- Text passage -
↓↓↓
Figure 4. CD8α:MyD88 T cells alter the tumor microenvironment.

A–G) Mice bearing an established B16-F1 tumor (~50mm²) were exposed to a sublethal dose of irradiation (550 rads) followed by transfer of the CD8α:MyD88 or vector control pmel T cells (6×10⁶) by intraveneous injection one day later. Tissues were harvested and analyzed by flow cytometry one week after T cell transfer. Transduction efficiency of CD8α:MyD88 T cells was 50%. Each data point represented one mouse. A) Median fluorescence intensity (MFI) of MHC I on CD45⁻ cells and MHC II and CD86 on CD11c⁺ dendritic cells (DCs). B and C) Frequency of CD11c⁺ DCs co-expressing activation markers CD86 and MHC class II in the tumor and spleen. D) Frequency of macrophages in the tumor and spleen as defined by CD11c⁻CD11b⁺F4/80⁺ cells. E) Frequency of M1 (CD38⁺CD206⁻) and M2 (CD38⁻CD206⁺) macrophages in the tumor and spleen. F) Frequency of myeloid-derived suppressor cells (MDSCs) in the tumor and spleen as defined by co-expression of Gr1 and CD11b. G) Luminex analysis of CCL2, IL-4, and IL-5 in tumor homogenate.
↑↑↑
- Task statement -
List the analytes measured by Luminex analysis in the figure legend. The rows that follow come from a separate source unrelated to the figure legend.

- Given data -
↓↓↓
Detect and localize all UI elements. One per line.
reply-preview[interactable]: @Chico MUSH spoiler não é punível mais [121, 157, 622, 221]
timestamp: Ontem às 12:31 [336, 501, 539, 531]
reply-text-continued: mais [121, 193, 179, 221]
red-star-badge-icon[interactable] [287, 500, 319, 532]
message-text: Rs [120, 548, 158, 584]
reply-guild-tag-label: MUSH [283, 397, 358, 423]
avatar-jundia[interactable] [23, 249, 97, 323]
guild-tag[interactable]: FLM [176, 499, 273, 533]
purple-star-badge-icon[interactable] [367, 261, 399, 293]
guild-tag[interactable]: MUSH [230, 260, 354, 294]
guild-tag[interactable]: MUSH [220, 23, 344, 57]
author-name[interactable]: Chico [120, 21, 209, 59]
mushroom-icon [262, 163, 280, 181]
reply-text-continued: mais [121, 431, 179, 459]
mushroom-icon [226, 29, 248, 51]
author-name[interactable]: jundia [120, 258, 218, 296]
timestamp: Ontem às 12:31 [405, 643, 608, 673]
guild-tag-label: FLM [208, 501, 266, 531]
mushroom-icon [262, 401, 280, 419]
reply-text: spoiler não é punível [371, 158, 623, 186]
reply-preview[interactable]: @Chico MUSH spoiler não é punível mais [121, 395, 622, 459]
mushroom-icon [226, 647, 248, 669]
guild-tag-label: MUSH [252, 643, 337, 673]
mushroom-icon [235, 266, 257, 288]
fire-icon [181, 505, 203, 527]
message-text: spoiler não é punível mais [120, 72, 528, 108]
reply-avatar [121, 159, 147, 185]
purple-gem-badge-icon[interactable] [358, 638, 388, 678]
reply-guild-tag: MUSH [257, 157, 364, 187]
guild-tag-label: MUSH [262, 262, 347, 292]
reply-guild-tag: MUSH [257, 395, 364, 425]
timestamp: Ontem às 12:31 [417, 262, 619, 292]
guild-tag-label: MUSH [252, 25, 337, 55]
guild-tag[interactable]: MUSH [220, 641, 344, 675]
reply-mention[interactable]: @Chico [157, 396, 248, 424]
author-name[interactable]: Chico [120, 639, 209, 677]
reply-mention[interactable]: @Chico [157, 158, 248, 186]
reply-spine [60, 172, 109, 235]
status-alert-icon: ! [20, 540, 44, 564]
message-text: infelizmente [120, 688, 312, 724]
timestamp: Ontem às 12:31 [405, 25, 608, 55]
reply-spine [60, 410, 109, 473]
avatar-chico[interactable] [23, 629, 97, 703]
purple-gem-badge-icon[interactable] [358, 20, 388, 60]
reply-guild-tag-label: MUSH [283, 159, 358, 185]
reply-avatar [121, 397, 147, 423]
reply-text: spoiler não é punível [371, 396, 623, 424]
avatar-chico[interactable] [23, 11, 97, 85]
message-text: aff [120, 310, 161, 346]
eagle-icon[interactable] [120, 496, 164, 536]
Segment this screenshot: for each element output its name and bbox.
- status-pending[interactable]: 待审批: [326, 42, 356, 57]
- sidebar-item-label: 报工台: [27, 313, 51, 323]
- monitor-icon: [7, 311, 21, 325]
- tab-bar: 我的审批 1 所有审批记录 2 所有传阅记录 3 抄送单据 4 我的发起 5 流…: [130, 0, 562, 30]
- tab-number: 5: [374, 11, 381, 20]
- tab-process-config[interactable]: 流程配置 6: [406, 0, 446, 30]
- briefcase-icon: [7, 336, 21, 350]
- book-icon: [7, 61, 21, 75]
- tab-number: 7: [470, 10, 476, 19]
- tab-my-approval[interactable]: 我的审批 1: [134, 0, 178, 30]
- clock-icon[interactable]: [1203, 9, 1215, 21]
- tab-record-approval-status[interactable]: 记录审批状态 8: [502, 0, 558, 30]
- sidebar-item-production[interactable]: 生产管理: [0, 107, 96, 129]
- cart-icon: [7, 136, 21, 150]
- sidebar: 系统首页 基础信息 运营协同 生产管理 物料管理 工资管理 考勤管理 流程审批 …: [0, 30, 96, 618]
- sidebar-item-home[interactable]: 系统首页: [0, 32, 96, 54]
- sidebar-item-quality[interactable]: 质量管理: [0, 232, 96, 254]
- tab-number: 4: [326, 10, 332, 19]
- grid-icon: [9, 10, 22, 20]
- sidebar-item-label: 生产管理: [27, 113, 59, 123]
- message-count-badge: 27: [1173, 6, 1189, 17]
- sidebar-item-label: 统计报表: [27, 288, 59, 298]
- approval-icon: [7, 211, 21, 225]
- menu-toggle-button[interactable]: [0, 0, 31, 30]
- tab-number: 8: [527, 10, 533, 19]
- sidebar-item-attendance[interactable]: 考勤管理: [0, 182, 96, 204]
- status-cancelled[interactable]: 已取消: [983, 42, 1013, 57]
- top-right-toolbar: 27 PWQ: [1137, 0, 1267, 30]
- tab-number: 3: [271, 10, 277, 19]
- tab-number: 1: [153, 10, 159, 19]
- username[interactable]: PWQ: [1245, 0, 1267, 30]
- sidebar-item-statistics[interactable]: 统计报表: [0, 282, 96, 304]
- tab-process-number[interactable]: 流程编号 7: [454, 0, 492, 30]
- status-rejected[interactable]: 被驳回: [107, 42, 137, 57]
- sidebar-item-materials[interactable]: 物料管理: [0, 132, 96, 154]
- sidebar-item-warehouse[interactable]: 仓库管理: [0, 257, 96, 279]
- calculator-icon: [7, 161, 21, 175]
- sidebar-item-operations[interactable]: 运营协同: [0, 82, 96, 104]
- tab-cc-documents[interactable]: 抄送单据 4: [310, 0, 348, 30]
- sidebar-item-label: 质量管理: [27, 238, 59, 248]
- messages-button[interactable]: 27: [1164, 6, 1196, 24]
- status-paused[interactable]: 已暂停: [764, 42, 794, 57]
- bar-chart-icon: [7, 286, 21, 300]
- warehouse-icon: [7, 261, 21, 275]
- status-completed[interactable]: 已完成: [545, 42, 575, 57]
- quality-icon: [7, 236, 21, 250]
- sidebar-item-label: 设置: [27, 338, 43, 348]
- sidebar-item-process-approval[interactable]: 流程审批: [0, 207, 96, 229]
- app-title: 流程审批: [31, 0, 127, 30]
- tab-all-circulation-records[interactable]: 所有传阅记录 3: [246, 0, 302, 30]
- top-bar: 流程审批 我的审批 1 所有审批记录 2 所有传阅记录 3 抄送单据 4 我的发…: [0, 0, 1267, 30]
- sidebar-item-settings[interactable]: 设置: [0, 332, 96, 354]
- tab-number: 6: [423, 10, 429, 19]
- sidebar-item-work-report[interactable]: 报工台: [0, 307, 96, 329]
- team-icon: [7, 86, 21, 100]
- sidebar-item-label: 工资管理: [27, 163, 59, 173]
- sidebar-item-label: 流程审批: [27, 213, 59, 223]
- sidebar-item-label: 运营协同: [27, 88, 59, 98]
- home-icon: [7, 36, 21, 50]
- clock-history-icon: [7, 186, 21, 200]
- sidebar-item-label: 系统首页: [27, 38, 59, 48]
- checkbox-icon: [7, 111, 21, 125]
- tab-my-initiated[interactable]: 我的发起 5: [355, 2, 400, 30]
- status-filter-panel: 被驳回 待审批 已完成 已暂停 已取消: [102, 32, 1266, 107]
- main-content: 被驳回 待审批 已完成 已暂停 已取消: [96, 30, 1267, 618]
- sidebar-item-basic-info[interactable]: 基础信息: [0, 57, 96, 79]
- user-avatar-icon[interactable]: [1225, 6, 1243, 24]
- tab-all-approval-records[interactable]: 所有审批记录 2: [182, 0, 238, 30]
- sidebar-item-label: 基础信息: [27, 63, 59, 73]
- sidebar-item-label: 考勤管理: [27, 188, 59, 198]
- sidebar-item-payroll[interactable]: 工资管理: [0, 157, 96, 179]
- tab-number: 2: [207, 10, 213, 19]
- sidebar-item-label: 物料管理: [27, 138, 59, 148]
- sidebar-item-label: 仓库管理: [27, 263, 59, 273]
↑↑↑
- Task output -
CCL2, IL-4, IL-5